What you will do
Print out the entries below with no edits.
--- start Dataset ---
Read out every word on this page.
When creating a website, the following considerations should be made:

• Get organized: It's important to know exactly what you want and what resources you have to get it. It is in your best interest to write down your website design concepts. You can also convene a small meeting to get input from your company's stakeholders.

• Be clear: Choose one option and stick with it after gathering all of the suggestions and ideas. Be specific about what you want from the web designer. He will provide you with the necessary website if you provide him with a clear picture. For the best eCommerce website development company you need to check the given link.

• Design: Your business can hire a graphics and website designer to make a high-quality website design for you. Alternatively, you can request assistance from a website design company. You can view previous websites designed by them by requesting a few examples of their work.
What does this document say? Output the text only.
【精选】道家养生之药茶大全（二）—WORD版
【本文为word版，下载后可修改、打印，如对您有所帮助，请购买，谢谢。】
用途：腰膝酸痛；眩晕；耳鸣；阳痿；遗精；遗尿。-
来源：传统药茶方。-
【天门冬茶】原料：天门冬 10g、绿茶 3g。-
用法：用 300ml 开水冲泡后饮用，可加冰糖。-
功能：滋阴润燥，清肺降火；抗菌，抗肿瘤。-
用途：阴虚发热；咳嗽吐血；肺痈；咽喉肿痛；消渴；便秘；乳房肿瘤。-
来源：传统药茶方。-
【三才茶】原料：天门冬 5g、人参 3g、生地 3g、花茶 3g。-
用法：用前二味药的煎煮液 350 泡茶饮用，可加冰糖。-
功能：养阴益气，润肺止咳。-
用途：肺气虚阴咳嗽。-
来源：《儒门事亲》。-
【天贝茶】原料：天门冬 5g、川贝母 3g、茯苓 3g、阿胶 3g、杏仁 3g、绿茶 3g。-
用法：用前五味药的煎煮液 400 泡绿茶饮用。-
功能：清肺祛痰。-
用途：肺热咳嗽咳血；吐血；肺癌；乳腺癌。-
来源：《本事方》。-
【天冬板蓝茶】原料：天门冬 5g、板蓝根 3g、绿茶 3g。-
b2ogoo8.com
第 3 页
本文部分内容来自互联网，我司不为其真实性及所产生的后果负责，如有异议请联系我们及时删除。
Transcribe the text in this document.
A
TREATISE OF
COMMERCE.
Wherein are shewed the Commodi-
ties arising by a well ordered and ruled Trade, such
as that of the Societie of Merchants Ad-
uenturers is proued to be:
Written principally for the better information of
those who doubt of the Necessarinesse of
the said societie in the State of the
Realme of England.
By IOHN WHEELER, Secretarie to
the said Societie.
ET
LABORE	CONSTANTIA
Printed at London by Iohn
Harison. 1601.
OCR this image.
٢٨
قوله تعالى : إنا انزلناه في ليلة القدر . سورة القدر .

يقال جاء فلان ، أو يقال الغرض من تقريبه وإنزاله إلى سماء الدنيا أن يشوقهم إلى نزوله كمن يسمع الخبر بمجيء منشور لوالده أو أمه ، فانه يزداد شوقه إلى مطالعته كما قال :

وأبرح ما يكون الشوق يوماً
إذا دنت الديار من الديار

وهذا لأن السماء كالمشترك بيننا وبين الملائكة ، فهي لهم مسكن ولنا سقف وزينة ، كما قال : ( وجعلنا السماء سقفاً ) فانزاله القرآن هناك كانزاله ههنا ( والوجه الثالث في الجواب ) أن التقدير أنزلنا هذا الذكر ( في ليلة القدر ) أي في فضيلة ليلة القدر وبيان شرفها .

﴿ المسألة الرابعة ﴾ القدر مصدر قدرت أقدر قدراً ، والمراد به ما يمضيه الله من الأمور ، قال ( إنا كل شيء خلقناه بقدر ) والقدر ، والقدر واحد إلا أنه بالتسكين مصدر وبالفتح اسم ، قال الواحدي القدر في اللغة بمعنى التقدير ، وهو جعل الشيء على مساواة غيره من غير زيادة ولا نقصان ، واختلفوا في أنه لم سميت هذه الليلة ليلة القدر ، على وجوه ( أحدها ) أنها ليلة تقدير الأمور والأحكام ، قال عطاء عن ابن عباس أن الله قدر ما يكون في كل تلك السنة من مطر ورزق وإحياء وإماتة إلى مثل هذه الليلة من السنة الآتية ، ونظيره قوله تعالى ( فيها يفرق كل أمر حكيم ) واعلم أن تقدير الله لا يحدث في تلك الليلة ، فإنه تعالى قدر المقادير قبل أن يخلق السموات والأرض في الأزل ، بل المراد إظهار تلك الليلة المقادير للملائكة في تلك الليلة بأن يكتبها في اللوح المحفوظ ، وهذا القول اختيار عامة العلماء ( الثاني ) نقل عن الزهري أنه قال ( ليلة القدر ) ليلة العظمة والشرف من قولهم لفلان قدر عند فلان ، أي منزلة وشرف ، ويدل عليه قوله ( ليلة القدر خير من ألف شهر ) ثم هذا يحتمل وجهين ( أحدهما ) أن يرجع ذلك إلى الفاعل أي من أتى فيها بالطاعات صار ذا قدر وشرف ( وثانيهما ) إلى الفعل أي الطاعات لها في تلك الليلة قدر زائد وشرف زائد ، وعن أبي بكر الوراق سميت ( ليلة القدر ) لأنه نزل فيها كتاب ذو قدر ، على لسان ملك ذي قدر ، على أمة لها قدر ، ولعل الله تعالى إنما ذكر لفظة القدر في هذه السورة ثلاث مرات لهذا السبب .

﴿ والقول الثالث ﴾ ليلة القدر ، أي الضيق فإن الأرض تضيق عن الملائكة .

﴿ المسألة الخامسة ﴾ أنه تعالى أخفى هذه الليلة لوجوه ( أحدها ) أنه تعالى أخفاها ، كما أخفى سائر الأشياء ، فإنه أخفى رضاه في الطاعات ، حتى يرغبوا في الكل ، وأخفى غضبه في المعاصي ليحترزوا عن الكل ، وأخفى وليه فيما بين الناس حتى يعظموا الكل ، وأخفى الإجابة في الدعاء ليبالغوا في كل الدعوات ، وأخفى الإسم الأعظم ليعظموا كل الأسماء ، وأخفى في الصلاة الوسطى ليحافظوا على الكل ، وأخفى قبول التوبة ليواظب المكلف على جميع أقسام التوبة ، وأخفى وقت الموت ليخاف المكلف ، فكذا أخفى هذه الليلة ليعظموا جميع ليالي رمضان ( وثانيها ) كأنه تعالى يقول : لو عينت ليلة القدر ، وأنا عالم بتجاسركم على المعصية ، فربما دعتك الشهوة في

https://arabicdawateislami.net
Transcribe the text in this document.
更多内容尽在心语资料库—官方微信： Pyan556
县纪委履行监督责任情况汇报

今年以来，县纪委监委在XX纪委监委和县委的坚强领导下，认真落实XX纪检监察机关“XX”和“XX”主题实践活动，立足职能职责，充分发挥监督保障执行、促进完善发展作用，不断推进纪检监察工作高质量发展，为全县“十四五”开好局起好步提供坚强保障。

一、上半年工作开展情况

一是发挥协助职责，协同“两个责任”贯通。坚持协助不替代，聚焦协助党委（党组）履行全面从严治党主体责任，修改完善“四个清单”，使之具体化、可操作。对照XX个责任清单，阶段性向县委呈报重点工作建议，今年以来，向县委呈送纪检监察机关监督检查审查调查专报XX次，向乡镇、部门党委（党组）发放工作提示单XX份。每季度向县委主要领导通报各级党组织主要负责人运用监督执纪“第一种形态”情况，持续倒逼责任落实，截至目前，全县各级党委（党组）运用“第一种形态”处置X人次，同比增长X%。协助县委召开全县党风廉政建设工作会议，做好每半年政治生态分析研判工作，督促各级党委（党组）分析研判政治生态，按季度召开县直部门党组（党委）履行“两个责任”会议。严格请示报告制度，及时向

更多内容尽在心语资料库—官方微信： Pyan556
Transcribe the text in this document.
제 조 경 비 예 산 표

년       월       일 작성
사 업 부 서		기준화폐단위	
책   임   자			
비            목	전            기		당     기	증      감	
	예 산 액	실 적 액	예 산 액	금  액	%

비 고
--- end Dataset ---
Full answer
Read out every word on this page.
When creating a website, the following considerations should be made:

• Get organized: It's important to know exactly what you want and what resources you have to get it. It is in your best interest to write down your website design concepts. You can also convene a small meeting to get input from your company's stakeholders.

• Be clear: Choose one option and stick with it after gathering all of the suggestions and ideas. Be specific about what you want from the web designer. He will provide you with the necessary website if you provide him with a clear picture. For the best eCommerce website development company you need to check the given link.

• Design: Your business can hire a graphics and website designer to make a high-quality website design for you. Alternatively, you can request assistance from a website design company. You can view previous websites designed by them by requesting a few examples of their work.
What does this document say? Output the text only.
【精选】道家养生之药茶大全（二）—WORD版
【本文为word版，下载后可修改、打印，如对您有所帮助，请购买，谢谢。】
用途：腰膝酸痛；眩晕；耳鸣；阳痿；遗精；遗尿。-
来源：传统药茶方。-
【天门冬茶】原料：天门冬 10g、绿茶 3g。-
用法：用 300ml 开水冲泡后饮用，可加冰糖。-
功能：滋阴润燥，清肺降火；抗菌，抗肿瘤。-
用途：阴虚发热；咳嗽吐血；肺痈；咽喉肿痛；消渴；便秘；乳房肿瘤。-
来源：传统药茶方。-
【三才茶】原料：天门冬 5g、人参 3g、生地 3g、花茶 3g。-
用法：用前二味药的煎煮液 350 泡茶饮用，可加冰糖。-
功能：养阴益气，润肺止咳。-
用途：肺气虚阴咳嗽。-
来源：《儒门事亲》。-
【天贝茶】原料：天门冬 5g、川贝母 3g、茯苓 3g、阿胶 3g、杏仁 3g、绿茶 3g。-
用法：用前五味药的煎煮液 400 泡绿茶饮用。-
功能：清肺祛痰。-
用途：肺热咳嗽咳血；吐血；肺癌；乳腺癌。-
来源：《本事方》。-
【天冬板蓝茶】原料：天门冬 5g、板蓝根 3g、绿茶 3g。-
b2ogoo8.com
第 3 页
本文部分内容来自互联网，我司不为其真实性及所产生的后果负责，如有异议请联系我们及时删除。
Transcribe the text in this document.
A
TREATISE OF
COMMERCE.
Wherein are shewed the Commodi-
ties arising by a well ordered and ruled Trade, such
as that of the Societie of Merchants Ad-
uenturers is proued to be:
Written principally for the better information of
those who doubt of the Necessarinesse of
the said societie in the State of the
Realme of England.
By IOHN WHEELER, Secretarie to
the said Societie.
ET
LABORE	CONSTANTIA
Printed at London by Iohn
Harison. 1601.
OCR this image.
٢٨
قوله تعالى : إنا انزلناه في ليلة القدر . سورة القدر .

يقال جاء فلان ، أو يقال الغرض من تقريبه وإنزاله إلى سماء الدنيا أن يشوقهم إلى نزوله كمن يسمع الخبر بمجيء منشور لوالده أو أمه ، فانه يزداد شوقه إلى مطالعته كما قال :

وأبرح ما يكون الشوق يوماً
إذا دنت الديار من الديار

وهذا لأن السماء كالمشترك بيننا وبين الملائكة ، فهي لهم مسكن ولنا سقف وزينة ، كما قال : ( وجعلنا السماء سقفاً ) فانزاله القرآن هناك كانزاله ههنا ( والوجه الثالث في الجواب ) أن التقدير أنزلنا هذا الذكر ( في ليلة القدر ) أي في فضيلة ليلة القدر وبيان شرفها .

﴿ المسألة الرابعة ﴾ القدر مصدر قدرت أقدر قدراً ، والمراد به ما يمضيه الله من الأمور ، قال ( إنا كل شيء خلقناه بقدر ) والقدر ، والقدر واحد إلا أنه بالتسكين مصدر وبالفتح اسم ، قال الواحدي القدر في اللغة بمعنى التقدير ، وهو جعل الشيء على مساواة غيره من غير زيادة ولا نقصان ، واختلفوا في أنه لم سميت هذه الليلة ليلة القدر ، على وجوه ( أحدها ) أنها ليلة تقدير الأمور والأحكام ، قال عطاء عن ابن عباس أن الله قدر ما يكون في كل تلك السنة من مطر ورزق وإحياء وإماتة إلى مثل هذه الليلة من السنة الآتية ، ونظيره قوله تعالى ( فيها يفرق كل أمر حكيم ) واعلم أن تقدير الله لا يحدث في تلك الليلة ، فإنه تعالى قدر المقادير قبل أن يخلق السموات والأرض في الأزل ، بل المراد إظهار تلك الليلة المقادير للملائكة في تلك الليلة بأن يكتبها في اللوح المحفوظ ، وهذا القول اختيار عامة العلماء ( الثاني ) نقل عن الزهري أنه قال ( ليلة القدر ) ليلة العظمة والشرف من قولهم لفلان قدر عند فلان ، أي منزلة وشرف ، ويدل عليه قوله ( ليلة القدر خير من ألف شهر ) ثم هذا يحتمل وجهين ( أحدهما ) أن يرجع ذلك إلى الفاعل أي من أتى فيها بالطاعات صار ذا قدر وشرف ( وثانيهما ) إلى الفعل أي الطاعات لها في تلك الليلة قدر زائد وشرف زائد ، وعن أبي بكر الوراق سميت ( ليلة القدر ) لأنه نزل فيها كتاب ذو قدر ، على لسان ملك ذي قدر ، على أمة لها قدر ، ولعل الله تعالى إنما ذكر لفظة القدر في هذه السورة ثلاث مرات لهذا السبب .

﴿ والقول الثالث ﴾ ليلة القدر ، أي الضيق فإن الأرض تضيق عن الملائكة .

﴿ المسألة الخامسة ﴾ أنه تعالى أخفى هذه الليلة لوجوه ( أحدها ) أنه تعالى أخفاها ، كما أخفى سائر الأشياء ، فإنه أخفى رضاه في الطاعات ، حتى يرغبوا في الكل ، وأخفى غضبه في المعاصي ليحترزوا عن الكل ، وأخفى وليه فيما بين الناس حتى يعظموا الكل ، وأخفى الإجابة في الدعاء ليبالغوا في كل الدعوات ، وأخفى الإسم الأعظم ليعظموا كل الأسماء ، وأخفى في الصلاة الوسطى ليحافظوا على الكل ، وأخفى قبول التوبة ليواظب المكلف على جميع أقسام التوبة ، وأخفى وقت الموت ليخاف المكلف ، فكذا أخفى هذه الليلة ليعظموا جميع ليالي رمضان ( وثانيها ) كأنه تعالى يقول : لو عينت ليلة القدر ، وأنا عالم بتجاسركم على المعصية ، فربما دعتك الشهوة في

https://arabicdawateislami.net
Transcribe the text in this document.
更多内容尽在心语资料库—官方微信： Pyan556
县纪委履行监督责任情况汇报

今年以来，县纪委监委在XX纪委监委和县委的坚强领导下，认真落实XX纪检监察机关“XX”和“XX”主题实践活动，立足职能职责，充分发挥监督保障执行、促进完善发展作用，不断推进纪检监察工作高质量发展，为全县“十四五”开好局起好步提供坚强保障。

一、上半年工作开展情况

一是发挥协助职责，协同“两个责任”贯通。坚持协助不替代，聚焦协助党委（党组）履行全面从严治党主体责任，修改完善“四个清单”，使之具体化、可操作。对照XX个责任清单，阶段性向县委呈报重点工作建议，今年以来，向县委呈送纪检监察机关监督检查审查调查专报XX次，向乡镇、部门党委（党组）发放工作提示单XX份。每季度向县委主要领导通报各级党组织主要负责人运用监督执纪“第一种形态”情况，持续倒逼责任落实，截至目前，全县各级党委（党组）运用“第一种形态”处置X人次，同比增长X%。协助县委召开全县党风廉政建设工作会议，做好每半年政治生态分析研判工作，督促各级党委（党组）分析研判政治生态，按季度召开县直部门党组（党委）履行“两个责任”会议。严格请示报告制度，及时向

更多内容尽在心语资料库—官方微信： Pyan556
Transcribe the text in this document.
제 조 경 비 예 산 표

년       월       일 작성
사 업 부 서		기준화폐단위	
책   임   자			
비            목	전            기		당     기	증      감	
	예 산 액	실 적 액	예 산 액	금  액	%

비 고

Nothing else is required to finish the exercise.